__TASK OBJECTIVE__. What is the count of lines that hold the word "อการอบรม"? Give only the number.

__Stored entries__.
▬▬▬▬▬▬▬▬▬▬

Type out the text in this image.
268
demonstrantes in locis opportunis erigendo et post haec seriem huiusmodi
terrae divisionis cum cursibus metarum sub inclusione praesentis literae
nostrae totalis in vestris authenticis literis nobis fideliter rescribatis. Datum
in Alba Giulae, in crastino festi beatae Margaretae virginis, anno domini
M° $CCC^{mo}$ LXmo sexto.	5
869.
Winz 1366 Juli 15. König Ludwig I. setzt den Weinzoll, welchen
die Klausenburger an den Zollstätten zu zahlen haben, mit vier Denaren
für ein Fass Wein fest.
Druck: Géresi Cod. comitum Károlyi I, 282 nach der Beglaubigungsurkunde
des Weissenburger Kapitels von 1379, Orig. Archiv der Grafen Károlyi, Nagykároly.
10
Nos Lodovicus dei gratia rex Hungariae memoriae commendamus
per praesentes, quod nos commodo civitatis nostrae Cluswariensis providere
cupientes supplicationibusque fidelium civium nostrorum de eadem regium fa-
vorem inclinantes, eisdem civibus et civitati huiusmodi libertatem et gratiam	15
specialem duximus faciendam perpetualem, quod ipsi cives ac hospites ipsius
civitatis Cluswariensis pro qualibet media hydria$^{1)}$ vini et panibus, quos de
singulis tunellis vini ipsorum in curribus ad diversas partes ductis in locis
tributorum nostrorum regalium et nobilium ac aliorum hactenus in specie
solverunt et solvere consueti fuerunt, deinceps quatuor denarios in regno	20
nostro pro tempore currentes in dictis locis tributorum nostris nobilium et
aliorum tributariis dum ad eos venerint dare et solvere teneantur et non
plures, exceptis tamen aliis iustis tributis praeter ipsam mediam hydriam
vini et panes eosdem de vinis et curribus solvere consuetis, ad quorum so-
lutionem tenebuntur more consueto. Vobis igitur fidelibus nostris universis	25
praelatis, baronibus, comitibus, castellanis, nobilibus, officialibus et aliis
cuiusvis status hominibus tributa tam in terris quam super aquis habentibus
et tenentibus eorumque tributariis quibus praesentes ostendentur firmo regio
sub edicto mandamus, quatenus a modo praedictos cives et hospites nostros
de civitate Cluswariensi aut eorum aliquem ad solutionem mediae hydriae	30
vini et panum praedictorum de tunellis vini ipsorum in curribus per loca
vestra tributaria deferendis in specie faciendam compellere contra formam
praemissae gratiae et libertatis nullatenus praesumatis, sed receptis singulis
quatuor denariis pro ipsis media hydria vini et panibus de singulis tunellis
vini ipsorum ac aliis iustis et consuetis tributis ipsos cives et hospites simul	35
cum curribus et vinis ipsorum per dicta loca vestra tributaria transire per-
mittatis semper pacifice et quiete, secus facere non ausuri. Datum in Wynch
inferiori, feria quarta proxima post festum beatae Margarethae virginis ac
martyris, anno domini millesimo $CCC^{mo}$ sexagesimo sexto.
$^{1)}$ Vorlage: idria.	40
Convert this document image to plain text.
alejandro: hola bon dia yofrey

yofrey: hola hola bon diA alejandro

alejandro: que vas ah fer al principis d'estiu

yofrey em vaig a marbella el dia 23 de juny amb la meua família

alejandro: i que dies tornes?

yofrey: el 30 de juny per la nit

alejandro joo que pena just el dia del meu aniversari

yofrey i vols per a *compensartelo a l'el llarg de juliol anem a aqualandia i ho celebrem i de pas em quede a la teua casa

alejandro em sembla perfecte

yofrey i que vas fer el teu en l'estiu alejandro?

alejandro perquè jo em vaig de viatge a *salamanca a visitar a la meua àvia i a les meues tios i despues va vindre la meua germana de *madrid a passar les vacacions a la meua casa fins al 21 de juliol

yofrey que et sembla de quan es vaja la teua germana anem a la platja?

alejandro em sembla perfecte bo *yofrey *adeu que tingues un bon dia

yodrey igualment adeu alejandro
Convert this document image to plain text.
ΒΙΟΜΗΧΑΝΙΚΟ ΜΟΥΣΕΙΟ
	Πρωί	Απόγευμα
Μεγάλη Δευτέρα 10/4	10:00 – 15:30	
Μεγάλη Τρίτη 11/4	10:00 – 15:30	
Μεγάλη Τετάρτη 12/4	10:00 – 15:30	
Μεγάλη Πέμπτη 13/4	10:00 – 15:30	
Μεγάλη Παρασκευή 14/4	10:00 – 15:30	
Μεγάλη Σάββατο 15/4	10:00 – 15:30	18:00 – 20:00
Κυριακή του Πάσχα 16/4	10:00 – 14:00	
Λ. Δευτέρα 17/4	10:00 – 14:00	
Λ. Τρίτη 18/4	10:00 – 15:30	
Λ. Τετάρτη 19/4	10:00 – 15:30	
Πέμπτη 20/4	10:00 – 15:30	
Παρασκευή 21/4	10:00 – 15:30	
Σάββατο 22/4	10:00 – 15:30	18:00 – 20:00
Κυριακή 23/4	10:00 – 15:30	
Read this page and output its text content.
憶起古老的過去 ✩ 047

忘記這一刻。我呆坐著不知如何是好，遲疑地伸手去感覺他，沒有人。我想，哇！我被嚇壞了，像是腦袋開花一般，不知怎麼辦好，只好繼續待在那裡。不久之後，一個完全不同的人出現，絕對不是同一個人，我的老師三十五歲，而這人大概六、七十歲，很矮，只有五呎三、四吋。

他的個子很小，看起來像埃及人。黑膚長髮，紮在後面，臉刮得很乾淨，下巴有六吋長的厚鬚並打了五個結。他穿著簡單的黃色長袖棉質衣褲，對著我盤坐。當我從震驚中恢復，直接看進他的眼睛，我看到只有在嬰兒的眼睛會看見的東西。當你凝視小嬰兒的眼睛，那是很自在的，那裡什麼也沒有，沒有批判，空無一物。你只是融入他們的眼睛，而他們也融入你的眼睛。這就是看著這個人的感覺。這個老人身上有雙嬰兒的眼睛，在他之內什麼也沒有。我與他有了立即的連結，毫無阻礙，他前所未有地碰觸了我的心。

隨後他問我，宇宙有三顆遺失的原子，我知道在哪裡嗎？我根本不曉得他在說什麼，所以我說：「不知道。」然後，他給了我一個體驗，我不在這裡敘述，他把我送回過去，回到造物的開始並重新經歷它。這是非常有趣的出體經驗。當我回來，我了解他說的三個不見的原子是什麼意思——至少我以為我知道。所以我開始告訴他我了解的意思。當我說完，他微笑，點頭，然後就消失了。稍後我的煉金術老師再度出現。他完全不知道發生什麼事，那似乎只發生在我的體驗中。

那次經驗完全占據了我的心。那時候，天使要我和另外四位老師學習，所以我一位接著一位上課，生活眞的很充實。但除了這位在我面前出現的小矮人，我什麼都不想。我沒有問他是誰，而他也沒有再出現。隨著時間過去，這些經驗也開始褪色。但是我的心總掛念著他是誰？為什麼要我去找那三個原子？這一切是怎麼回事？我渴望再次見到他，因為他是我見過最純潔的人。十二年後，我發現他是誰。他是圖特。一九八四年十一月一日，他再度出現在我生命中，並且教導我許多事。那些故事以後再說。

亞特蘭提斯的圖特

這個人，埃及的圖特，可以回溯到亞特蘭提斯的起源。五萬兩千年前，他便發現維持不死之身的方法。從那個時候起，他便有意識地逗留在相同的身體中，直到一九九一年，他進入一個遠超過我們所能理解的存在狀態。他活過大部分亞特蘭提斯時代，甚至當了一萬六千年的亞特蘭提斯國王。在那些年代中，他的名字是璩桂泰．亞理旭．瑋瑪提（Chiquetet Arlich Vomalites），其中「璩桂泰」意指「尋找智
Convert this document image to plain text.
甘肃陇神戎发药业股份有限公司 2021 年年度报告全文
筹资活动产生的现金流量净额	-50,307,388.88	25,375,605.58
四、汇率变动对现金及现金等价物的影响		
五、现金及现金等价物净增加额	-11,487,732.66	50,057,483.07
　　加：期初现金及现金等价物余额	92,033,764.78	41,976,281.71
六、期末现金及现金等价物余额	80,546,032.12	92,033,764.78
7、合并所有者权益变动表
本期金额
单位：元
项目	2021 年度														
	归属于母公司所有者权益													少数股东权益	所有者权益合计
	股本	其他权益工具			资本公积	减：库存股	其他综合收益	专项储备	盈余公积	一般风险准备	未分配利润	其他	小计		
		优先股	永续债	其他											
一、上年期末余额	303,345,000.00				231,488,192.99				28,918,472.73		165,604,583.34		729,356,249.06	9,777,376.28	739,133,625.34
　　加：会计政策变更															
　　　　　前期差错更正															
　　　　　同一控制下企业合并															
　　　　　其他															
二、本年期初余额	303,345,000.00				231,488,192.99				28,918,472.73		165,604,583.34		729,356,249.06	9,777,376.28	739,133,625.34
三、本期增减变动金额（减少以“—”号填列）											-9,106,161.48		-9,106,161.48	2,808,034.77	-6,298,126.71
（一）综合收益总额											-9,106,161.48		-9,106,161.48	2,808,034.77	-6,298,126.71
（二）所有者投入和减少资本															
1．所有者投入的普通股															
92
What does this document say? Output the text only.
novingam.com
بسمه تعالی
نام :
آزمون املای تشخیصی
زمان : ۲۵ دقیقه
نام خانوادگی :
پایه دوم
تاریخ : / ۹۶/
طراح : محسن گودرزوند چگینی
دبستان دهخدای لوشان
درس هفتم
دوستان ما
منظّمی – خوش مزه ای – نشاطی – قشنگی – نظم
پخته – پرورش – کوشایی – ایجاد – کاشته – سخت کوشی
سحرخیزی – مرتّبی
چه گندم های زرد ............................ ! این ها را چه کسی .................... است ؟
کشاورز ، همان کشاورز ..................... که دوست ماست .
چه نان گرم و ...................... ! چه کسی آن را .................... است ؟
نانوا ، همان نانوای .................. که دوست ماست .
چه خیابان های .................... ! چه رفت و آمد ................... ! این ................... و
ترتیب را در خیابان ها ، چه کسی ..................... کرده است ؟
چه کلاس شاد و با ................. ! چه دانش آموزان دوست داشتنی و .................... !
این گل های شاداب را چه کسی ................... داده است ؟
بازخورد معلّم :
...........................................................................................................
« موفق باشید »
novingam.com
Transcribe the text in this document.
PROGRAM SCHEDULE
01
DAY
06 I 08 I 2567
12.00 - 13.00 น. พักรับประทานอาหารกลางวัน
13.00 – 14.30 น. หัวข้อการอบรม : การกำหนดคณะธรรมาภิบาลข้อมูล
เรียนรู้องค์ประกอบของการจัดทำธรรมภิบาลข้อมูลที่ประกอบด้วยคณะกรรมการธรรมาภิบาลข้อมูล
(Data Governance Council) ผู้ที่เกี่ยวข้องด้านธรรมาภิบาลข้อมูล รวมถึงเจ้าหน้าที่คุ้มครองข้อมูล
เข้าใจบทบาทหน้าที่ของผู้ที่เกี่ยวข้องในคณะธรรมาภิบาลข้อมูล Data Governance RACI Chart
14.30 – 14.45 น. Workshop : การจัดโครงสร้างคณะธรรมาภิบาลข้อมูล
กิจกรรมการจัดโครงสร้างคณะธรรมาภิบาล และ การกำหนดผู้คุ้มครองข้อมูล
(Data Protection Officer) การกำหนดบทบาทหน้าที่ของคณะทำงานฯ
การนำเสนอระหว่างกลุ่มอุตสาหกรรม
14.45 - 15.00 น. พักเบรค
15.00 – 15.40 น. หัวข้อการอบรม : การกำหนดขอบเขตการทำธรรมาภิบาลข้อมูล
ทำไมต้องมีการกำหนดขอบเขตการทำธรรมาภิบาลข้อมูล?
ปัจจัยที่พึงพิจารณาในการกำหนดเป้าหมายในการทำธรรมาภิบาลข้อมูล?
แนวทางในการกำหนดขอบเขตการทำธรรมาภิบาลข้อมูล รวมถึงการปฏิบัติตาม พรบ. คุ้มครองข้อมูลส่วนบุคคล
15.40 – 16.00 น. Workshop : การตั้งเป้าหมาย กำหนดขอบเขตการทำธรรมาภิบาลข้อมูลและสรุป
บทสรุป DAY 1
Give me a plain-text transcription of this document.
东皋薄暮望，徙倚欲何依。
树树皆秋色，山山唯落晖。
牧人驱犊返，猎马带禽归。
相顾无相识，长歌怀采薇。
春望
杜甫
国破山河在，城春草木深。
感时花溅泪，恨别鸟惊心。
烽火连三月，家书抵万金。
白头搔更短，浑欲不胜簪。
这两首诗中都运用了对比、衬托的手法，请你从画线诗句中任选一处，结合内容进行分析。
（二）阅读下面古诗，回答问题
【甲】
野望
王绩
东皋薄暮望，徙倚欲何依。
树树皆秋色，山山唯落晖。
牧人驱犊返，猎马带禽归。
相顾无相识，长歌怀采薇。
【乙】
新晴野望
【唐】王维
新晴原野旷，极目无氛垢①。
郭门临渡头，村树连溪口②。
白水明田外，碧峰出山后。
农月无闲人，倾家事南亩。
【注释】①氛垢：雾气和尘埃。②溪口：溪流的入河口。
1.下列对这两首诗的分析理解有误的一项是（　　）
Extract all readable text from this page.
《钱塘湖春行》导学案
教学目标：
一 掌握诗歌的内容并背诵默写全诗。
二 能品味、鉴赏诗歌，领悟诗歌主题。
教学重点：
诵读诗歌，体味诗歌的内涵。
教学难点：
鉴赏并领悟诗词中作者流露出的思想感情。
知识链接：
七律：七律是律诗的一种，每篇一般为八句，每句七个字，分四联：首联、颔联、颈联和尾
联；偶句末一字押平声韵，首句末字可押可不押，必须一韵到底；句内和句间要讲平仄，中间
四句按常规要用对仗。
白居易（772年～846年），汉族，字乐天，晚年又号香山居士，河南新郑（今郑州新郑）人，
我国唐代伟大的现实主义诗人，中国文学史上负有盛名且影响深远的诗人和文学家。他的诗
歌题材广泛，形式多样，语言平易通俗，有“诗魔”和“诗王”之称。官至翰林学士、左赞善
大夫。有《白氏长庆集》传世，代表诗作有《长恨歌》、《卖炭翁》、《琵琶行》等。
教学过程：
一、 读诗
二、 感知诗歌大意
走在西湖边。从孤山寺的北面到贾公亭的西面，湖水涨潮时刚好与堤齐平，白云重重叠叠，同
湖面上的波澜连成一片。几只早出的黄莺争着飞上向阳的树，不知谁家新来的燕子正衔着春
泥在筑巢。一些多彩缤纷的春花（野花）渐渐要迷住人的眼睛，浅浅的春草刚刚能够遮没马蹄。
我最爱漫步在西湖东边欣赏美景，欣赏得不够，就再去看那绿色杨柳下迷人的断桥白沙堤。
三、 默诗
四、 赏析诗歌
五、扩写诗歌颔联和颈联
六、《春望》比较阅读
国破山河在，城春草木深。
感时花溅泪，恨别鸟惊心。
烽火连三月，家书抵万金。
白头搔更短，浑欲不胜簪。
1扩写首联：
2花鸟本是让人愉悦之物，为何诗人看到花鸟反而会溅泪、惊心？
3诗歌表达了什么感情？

▬▬▬▬▬▬▬▬▬▬

__OUTPUT BELOW__. 2